WHAT TO DO:
State the number of lines, and only that number, in which the word "Ausreinigung" appears.

ITEMS:
□ □ □ □ □ □ □

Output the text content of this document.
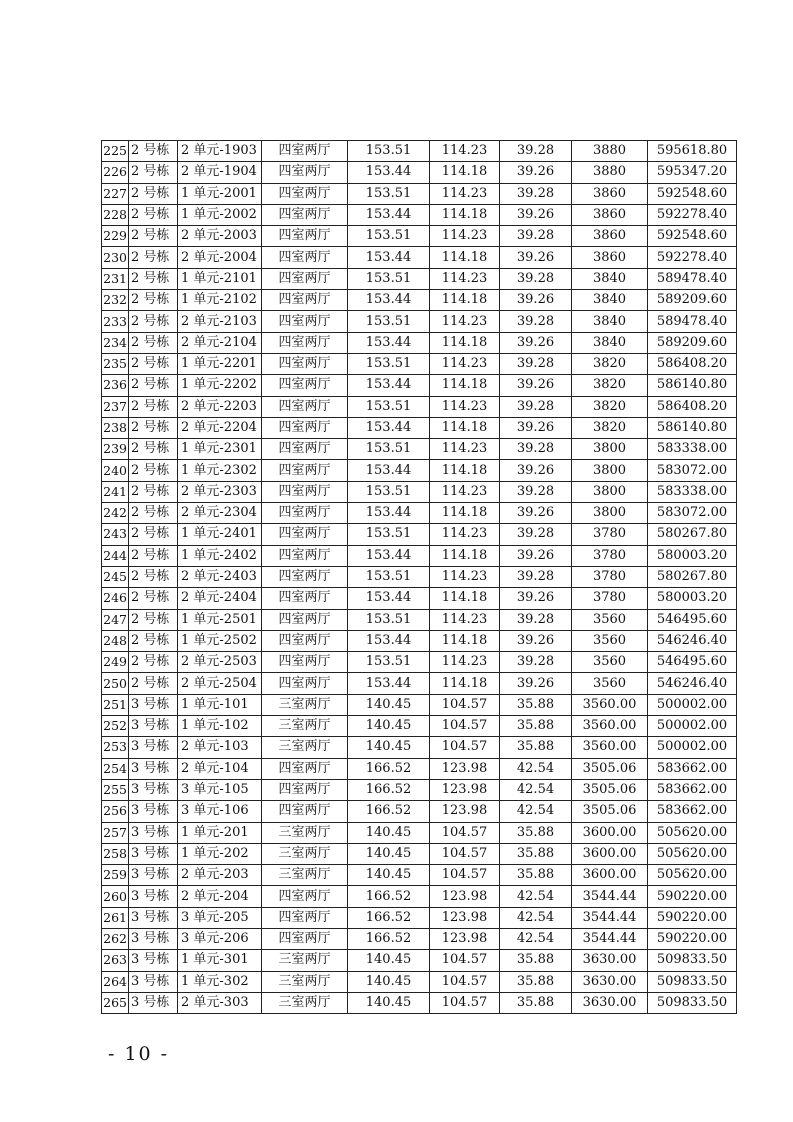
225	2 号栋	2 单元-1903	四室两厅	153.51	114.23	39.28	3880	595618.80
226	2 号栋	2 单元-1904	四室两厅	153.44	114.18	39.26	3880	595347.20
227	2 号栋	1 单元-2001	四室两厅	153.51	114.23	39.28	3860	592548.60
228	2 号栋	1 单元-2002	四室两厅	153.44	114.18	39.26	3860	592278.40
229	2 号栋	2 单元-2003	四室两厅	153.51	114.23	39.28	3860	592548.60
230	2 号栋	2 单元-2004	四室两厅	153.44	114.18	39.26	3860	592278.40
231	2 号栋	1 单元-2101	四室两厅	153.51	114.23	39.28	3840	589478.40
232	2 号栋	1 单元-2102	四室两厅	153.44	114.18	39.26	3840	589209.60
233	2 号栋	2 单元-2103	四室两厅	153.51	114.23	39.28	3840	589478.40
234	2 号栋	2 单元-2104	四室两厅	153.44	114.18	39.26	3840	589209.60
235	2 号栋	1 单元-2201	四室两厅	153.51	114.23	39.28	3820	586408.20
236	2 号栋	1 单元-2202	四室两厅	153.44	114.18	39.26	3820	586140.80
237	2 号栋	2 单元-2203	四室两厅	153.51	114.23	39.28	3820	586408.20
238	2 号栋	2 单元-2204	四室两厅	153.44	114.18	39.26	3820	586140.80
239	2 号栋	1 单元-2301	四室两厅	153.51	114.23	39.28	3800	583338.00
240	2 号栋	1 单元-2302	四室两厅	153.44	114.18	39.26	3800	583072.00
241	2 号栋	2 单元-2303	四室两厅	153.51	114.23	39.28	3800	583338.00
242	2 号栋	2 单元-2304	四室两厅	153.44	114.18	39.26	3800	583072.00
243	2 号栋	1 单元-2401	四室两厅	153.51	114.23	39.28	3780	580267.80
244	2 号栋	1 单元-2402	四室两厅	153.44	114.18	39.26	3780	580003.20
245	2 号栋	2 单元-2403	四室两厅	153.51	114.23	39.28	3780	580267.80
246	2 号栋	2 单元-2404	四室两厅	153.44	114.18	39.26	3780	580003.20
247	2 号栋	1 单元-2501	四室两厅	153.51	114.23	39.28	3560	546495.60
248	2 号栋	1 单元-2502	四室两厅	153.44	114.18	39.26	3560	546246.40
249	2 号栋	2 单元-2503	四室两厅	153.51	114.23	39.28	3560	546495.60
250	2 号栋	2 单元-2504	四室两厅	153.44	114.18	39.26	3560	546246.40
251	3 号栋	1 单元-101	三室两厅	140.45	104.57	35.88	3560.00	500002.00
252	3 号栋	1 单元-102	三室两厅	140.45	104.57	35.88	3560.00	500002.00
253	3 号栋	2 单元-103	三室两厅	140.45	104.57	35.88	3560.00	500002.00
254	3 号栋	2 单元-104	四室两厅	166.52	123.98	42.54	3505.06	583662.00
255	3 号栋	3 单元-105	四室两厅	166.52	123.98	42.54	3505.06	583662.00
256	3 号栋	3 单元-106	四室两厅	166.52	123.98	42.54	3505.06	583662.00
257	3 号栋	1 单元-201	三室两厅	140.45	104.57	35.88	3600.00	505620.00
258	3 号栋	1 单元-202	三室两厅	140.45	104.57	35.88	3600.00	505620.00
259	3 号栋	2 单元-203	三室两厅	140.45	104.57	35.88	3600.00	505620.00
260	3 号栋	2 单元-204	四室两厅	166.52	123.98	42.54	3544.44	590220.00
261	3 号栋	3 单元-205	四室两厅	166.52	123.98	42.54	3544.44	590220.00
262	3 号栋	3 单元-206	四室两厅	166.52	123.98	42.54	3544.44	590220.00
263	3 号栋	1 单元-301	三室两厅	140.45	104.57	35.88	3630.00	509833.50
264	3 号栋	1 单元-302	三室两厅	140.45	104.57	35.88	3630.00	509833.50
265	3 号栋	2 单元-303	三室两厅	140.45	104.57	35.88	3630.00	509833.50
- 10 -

□ □ □ □ □ □ □

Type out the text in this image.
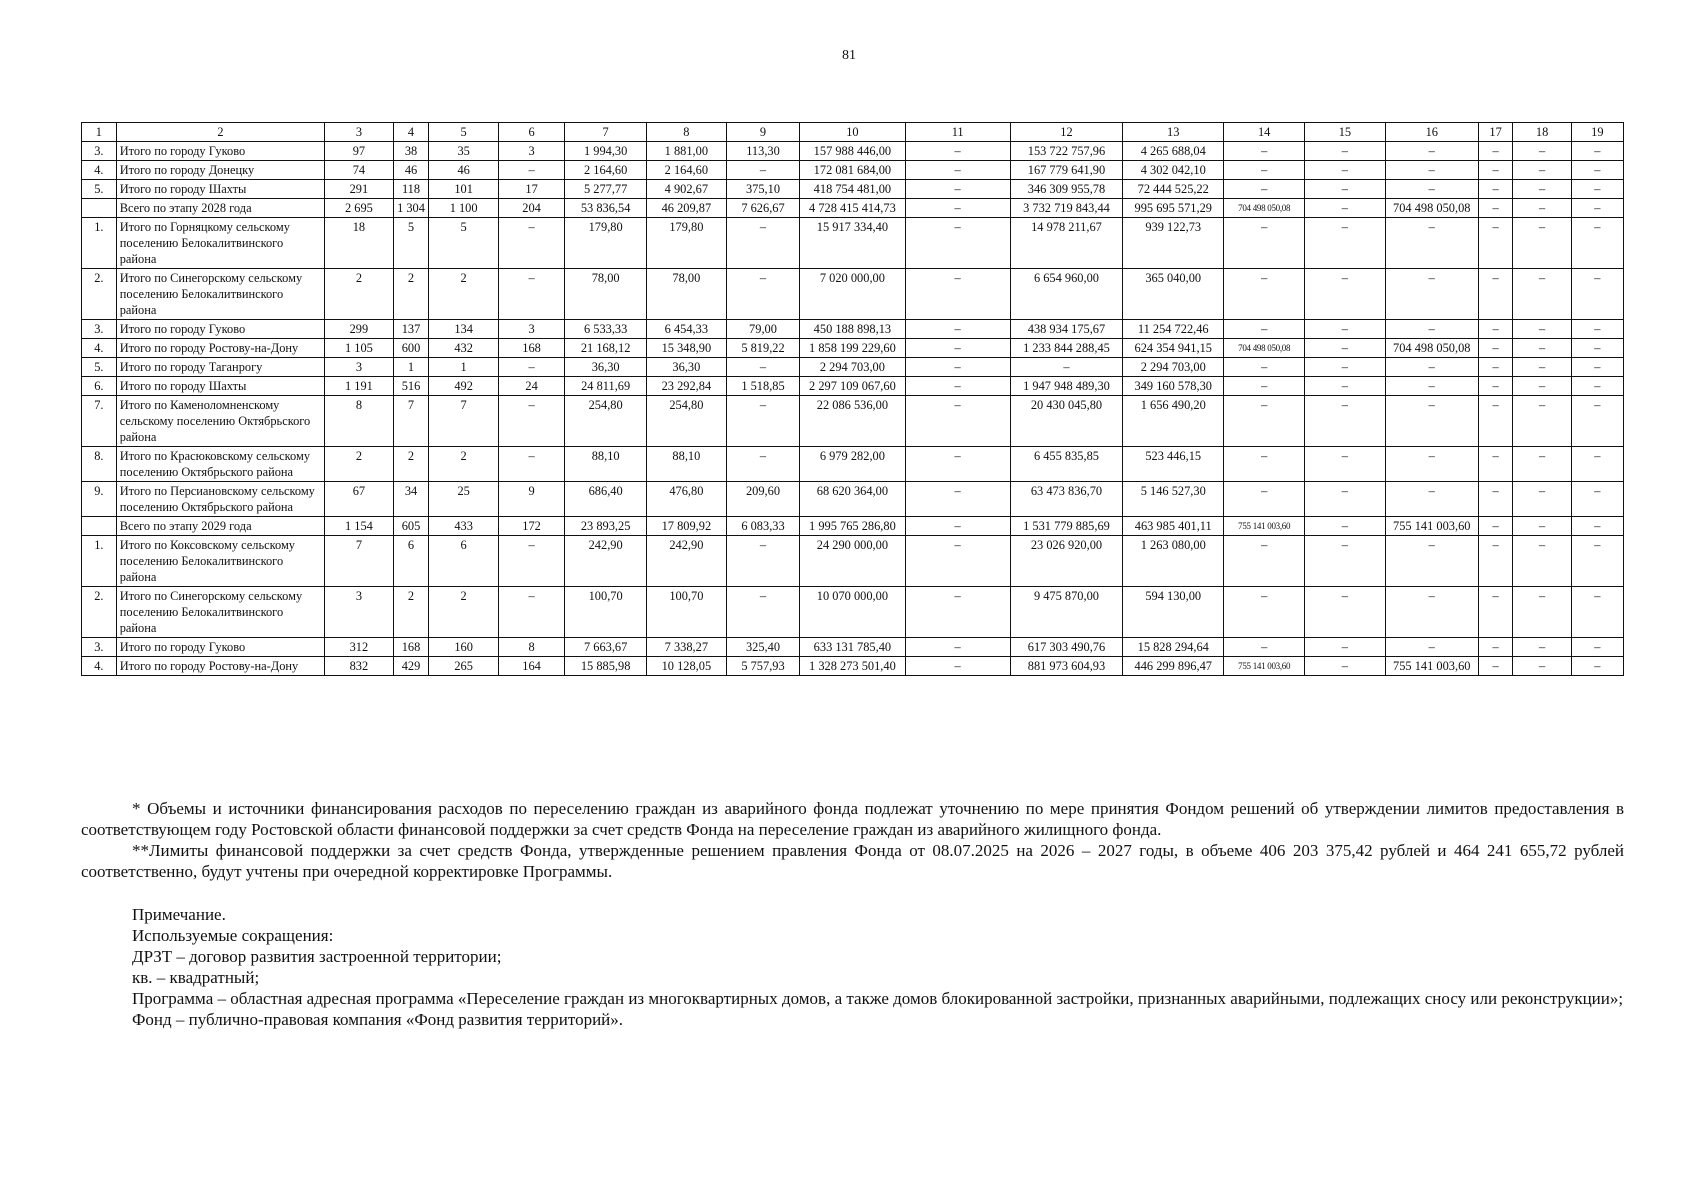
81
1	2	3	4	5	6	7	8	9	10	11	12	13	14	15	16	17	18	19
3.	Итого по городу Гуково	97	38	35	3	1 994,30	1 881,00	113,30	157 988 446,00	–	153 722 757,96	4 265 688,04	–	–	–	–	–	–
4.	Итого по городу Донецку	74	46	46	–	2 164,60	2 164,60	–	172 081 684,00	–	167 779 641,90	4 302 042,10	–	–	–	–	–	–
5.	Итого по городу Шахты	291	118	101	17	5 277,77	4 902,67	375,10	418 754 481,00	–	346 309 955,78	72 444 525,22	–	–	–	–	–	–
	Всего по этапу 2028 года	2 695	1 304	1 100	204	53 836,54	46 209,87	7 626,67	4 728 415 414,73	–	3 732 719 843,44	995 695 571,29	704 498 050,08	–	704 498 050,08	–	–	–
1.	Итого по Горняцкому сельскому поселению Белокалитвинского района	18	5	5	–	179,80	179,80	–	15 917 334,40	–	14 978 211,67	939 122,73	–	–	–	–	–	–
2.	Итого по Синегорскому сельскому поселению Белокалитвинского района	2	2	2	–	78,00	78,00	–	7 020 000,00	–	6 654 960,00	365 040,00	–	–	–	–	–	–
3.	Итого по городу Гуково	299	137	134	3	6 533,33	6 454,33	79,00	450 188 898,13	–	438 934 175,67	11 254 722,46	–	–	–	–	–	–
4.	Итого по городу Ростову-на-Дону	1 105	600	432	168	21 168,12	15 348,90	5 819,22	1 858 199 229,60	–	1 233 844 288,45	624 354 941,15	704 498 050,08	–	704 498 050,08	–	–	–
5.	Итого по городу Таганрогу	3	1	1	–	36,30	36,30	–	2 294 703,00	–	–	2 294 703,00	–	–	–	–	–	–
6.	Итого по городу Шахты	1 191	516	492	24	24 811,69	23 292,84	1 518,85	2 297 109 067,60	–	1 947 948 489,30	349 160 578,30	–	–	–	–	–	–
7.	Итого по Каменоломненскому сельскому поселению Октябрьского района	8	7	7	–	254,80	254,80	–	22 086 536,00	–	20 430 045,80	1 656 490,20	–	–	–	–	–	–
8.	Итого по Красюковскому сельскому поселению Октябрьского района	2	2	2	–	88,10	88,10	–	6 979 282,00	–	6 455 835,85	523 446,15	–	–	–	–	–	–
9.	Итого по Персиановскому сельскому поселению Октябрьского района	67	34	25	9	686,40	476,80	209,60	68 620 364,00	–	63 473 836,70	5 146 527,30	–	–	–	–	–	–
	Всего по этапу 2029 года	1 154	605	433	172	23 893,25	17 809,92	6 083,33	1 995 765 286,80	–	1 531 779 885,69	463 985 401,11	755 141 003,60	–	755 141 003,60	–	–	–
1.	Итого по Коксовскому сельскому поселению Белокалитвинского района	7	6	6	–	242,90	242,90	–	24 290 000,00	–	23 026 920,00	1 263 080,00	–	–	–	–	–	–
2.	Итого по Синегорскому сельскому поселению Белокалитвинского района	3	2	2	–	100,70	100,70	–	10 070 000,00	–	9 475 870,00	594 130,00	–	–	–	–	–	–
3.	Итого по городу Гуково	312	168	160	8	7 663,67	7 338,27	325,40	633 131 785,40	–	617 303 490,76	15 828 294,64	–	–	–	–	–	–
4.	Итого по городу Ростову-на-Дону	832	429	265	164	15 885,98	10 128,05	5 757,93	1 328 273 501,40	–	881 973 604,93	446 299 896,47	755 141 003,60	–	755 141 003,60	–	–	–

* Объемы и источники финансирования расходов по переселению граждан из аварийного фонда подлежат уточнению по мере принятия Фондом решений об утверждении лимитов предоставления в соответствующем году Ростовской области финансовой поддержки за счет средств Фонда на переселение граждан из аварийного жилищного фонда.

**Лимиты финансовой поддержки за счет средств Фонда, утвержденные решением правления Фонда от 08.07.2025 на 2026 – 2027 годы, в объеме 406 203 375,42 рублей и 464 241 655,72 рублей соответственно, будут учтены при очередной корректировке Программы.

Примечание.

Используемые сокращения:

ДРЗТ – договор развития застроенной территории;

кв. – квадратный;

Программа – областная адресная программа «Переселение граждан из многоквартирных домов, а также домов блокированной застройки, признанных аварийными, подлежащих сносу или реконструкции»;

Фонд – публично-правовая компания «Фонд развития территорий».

□ □ □ □ □ □ □

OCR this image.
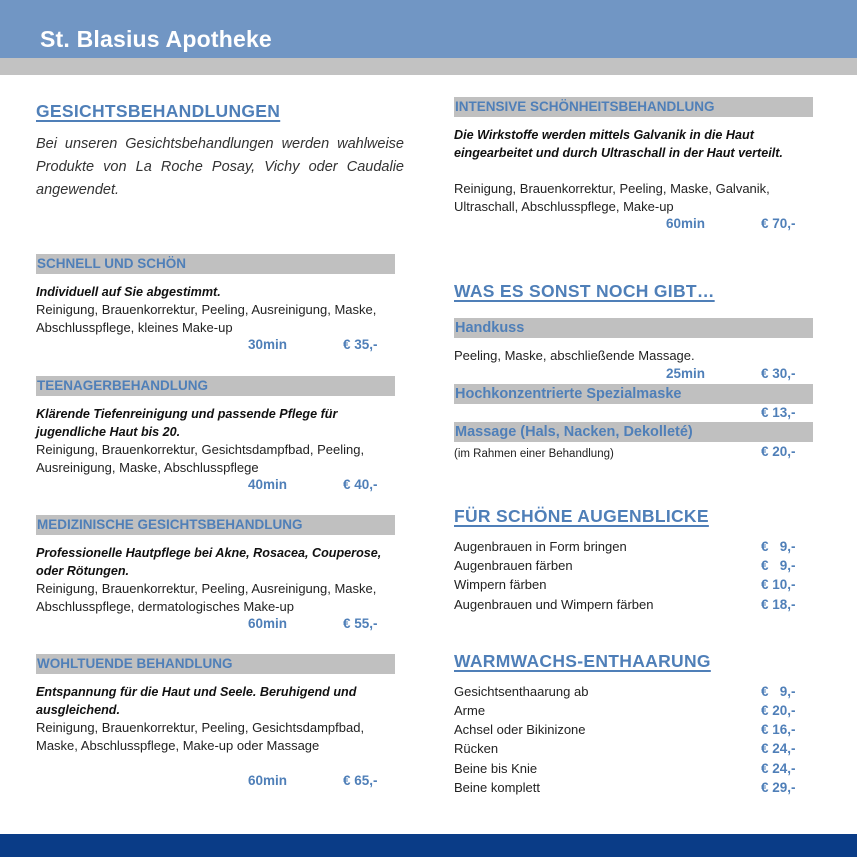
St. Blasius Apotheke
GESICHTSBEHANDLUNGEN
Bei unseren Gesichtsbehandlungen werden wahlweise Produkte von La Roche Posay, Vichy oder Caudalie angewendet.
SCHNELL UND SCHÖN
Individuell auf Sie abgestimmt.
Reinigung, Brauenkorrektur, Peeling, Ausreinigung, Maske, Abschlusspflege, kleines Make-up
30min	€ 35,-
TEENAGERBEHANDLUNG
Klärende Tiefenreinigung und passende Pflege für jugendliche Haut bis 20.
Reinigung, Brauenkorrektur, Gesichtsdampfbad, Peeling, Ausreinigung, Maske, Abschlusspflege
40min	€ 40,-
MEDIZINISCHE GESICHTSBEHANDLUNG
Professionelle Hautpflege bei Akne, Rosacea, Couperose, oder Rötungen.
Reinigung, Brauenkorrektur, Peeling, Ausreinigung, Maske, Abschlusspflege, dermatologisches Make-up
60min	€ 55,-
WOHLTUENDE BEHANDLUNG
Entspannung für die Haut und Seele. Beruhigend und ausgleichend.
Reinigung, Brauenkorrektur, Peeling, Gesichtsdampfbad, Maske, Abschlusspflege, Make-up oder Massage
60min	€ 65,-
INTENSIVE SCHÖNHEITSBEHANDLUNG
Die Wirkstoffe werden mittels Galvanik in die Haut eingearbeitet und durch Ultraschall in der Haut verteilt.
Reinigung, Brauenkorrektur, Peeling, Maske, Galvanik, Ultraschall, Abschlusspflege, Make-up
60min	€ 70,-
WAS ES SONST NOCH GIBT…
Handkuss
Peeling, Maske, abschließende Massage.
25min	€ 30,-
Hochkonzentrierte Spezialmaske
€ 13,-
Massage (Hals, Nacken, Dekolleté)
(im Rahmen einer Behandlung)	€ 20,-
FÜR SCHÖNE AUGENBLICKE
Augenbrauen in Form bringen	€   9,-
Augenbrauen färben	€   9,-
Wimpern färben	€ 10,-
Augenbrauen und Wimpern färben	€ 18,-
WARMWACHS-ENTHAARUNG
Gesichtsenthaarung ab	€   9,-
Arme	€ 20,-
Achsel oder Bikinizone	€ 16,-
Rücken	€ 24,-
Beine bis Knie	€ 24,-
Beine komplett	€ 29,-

□ □ □ □ □ □ □

THE RESPONSE:
3